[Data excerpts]
## begin
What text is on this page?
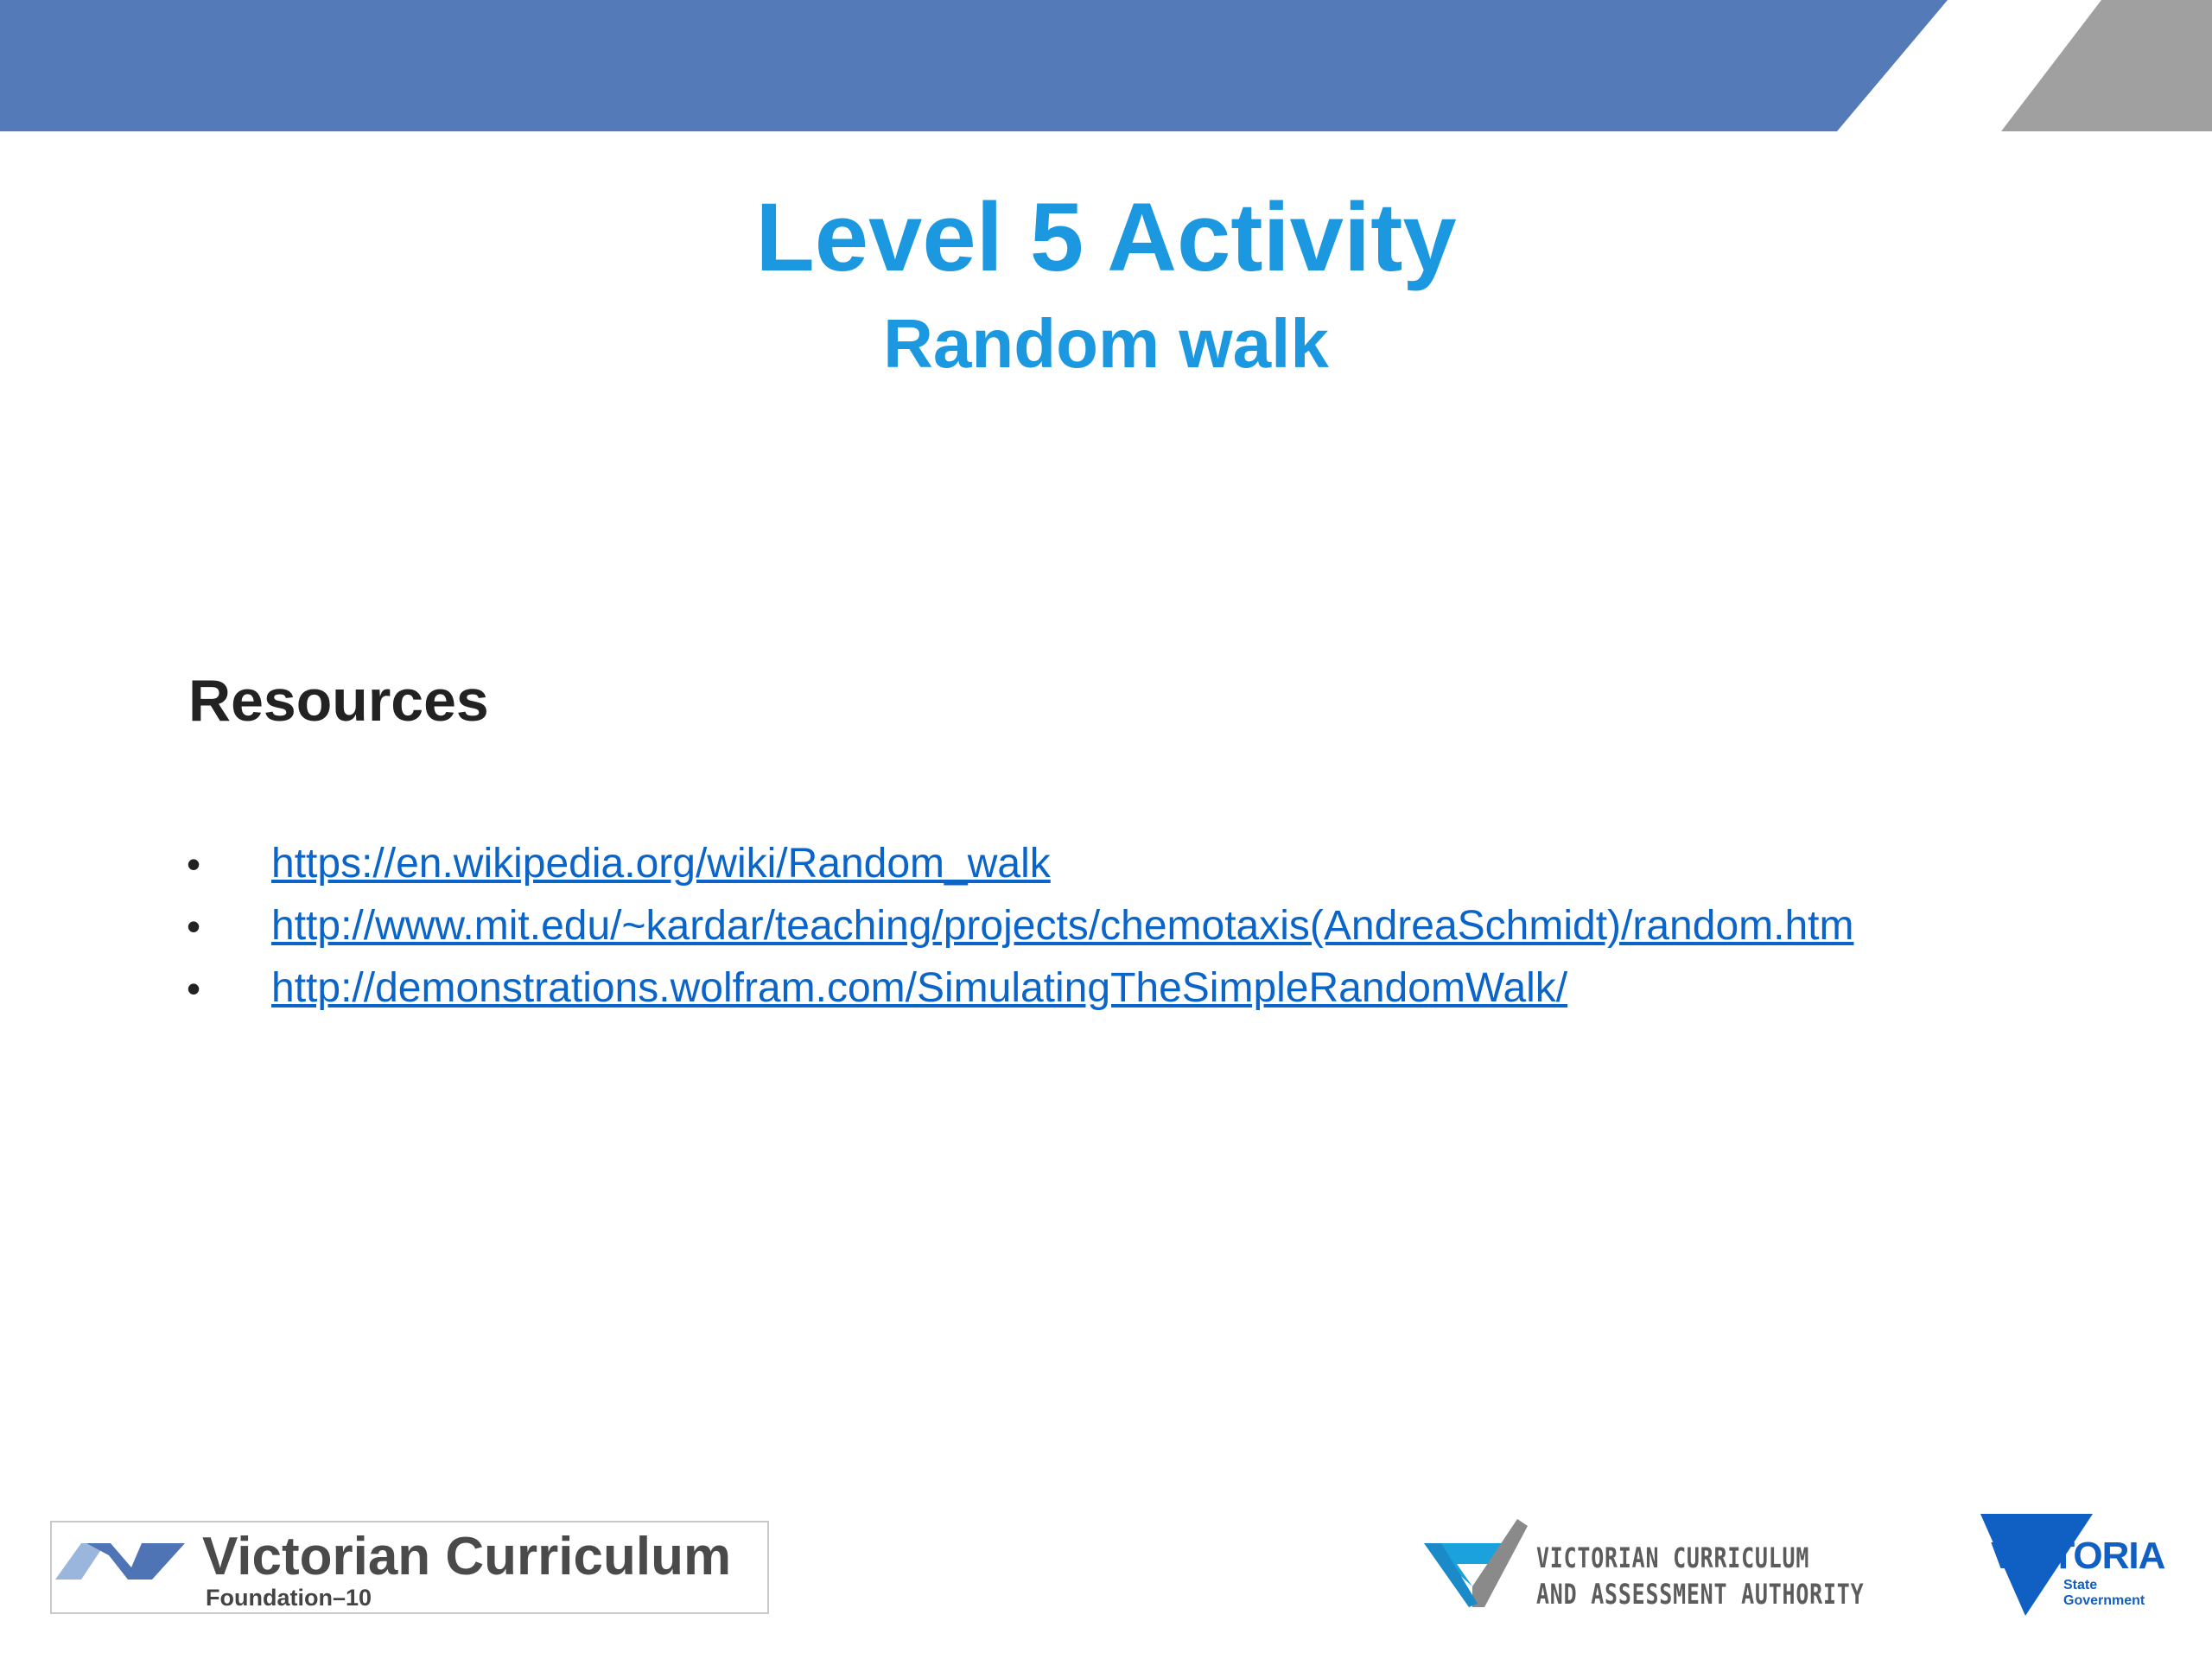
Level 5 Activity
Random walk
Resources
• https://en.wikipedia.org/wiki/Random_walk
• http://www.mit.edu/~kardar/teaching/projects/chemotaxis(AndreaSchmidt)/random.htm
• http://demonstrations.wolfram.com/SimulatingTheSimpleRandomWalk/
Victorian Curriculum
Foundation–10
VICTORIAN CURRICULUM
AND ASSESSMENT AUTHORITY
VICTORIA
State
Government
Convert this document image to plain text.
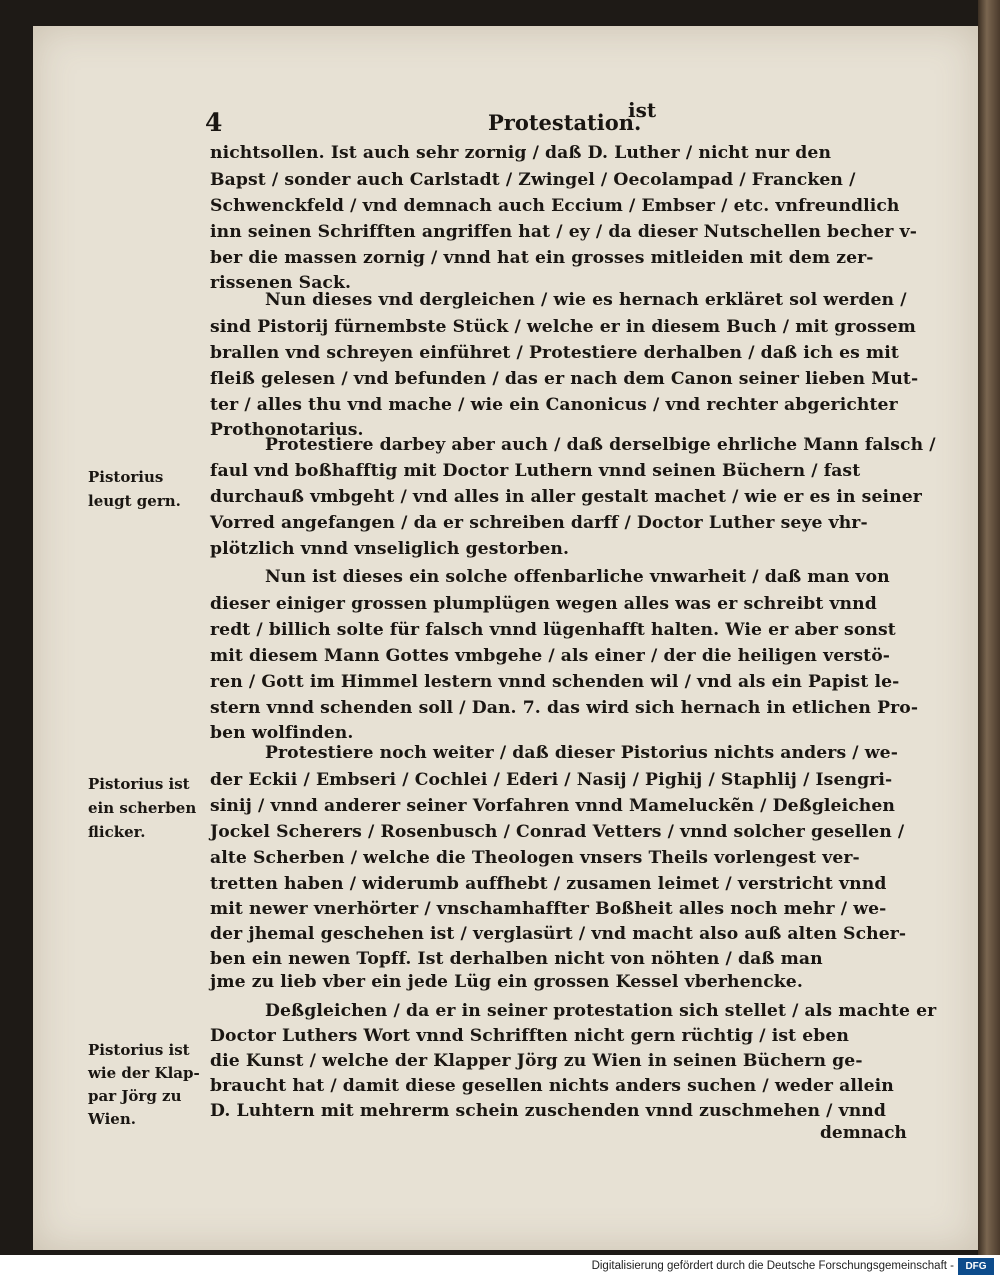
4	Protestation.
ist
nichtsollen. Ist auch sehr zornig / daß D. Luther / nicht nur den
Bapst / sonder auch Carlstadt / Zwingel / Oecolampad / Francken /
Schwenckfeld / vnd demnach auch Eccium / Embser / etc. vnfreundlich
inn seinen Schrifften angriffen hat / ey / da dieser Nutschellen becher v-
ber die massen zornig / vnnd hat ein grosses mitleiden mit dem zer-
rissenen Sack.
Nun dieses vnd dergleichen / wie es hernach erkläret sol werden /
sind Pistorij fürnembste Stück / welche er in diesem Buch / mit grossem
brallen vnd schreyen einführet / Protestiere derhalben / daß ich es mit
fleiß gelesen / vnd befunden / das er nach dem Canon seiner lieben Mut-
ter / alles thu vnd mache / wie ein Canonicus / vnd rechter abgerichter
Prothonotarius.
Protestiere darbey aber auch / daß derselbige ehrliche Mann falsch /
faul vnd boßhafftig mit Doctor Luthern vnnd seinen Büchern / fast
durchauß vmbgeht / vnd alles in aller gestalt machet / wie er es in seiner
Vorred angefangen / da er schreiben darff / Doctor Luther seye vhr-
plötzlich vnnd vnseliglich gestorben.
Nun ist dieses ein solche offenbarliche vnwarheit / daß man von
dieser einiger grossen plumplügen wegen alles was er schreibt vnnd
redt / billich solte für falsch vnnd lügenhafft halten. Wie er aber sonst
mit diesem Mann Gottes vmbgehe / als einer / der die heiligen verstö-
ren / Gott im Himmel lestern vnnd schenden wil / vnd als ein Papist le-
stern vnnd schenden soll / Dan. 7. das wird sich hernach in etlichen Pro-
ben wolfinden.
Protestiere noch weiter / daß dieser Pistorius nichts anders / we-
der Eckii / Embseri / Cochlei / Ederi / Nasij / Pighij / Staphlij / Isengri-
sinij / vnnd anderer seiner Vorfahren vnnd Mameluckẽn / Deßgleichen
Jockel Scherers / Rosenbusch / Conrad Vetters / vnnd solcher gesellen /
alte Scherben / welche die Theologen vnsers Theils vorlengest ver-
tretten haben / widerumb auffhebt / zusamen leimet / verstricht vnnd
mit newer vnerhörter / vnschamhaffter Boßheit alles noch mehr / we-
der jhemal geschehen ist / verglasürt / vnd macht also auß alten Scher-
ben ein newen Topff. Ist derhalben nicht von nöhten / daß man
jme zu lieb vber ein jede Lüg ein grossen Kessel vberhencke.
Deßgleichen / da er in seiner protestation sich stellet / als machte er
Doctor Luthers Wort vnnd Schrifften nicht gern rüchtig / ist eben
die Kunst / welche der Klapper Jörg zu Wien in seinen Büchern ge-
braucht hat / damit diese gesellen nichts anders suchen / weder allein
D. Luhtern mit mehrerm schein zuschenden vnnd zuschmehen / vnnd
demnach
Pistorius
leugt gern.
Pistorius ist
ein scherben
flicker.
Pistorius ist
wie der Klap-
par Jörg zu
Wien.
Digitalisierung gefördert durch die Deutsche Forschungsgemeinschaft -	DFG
## end
● **PROBLEM TO SOLVE**: With the pictures left out, transcribe the material exactly.

● **SOLUTION FOR THIS PROBLEM**:
What text is on this page?
Level 5 Activity
Random walk
Resources
• https://en.wikipedia.org/wiki/Random_walk
• http://www.mit.edu/~kardar/teaching/projects/chemotaxis(AndreaSchmidt)/random.htm
• http://demonstrations.wolfram.com/SimulatingTheSimpleRandomWalk/
Victorian Curriculum
Foundation–10
VICTORIAN CURRICULUM
AND ASSESSMENT AUTHORITY
VICTORIA
State
Government
Convert this document image to plain text.
4	Protestation.
ist
nichtsollen. Ist auch sehr zornig / daß D. Luther / nicht nur den
Bapst / sonder auch Carlstadt / Zwingel / Oecolampad / Francken /
Schwenckfeld / vnd demnach auch Eccium / Embser / etc. vnfreundlich
inn seinen Schrifften angriffen hat / ey / da dieser Nutschellen becher v-
ber die massen zornig / vnnd hat ein grosses mitleiden mit dem zer-
rissenen Sack.
Nun dieses vnd dergleichen / wie es hernach erkläret sol werden /
sind Pistorij fürnembste Stück / welche er in diesem Buch / mit grossem
brallen vnd schreyen einführet / Protestiere derhalben / daß ich es mit
fleiß gelesen / vnd befunden / das er nach dem Canon seiner lieben Mut-
ter / alles thu vnd mache / wie ein Canonicus / vnd rechter abgerichter
Prothonotarius.
Protestiere darbey aber auch / daß derselbige ehrliche Mann falsch /
faul vnd boßhafftig mit Doctor Luthern vnnd seinen Büchern / fast
durchauß vmbgeht / vnd alles in aller gestalt machet / wie er es in seiner
Vorred angefangen / da er schreiben darff / Doctor Luther seye vhr-
plötzlich vnnd vnseliglich gestorben.
Nun ist dieses ein solche offenbarliche vnwarheit / daß man von
dieser einiger grossen plumplügen wegen alles was er schreibt vnnd
redt / billich solte für falsch vnnd lügenhafft halten. Wie er aber sonst
mit diesem Mann Gottes vmbgehe / als einer / der die heiligen verstö-
ren / Gott im Himmel lestern vnnd schenden wil / vnd als ein Papist le-
stern vnnd schenden soll / Dan. 7. das wird sich hernach in etlichen Pro-
ben wolfinden.
Protestiere noch weiter / daß dieser Pistorius nichts anders / we-
der Eckii / Embseri / Cochlei / Ederi / Nasij / Pighij / Staphlij / Isengri-
sinij / vnnd anderer seiner Vorfahren vnnd Mameluckẽn / Deßgleichen
Jockel Scherers / Rosenbusch / Conrad Vetters / vnnd solcher gesellen /
alte Scherben / welche die Theologen vnsers Theils vorlengest ver-
tretten haben / widerumb auffhebt / zusamen leimet / verstricht vnnd
mit newer vnerhörter / vnschamhaffter Boßheit alles noch mehr / we-
der jhemal geschehen ist / verglasürt / vnd macht also auß alten Scher-
ben ein newen Topff. Ist derhalben nicht von nöhten / daß man
jme zu lieb vber ein jede Lüg ein grossen Kessel vberhencke.
Deßgleichen / da er in seiner protestation sich stellet / als machte er
Doctor Luthers Wort vnnd Schrifften nicht gern rüchtig / ist eben
die Kunst / welche der Klapper Jörg zu Wien in seinen Büchern ge-
braucht hat / damit diese gesellen nichts anders suchen / weder allein
D. Luhtern mit mehrerm schein zuschenden vnnd zuschmehen / vnnd
demnach
Pistorius
leugt gern.
Pistorius ist
ein scherben
flicker.
Pistorius ist
wie der Klap-
par Jörg zu
Wien.
Digitalisierung gefördert durch die Deutsche Forschungsgemeinschaft -	DFG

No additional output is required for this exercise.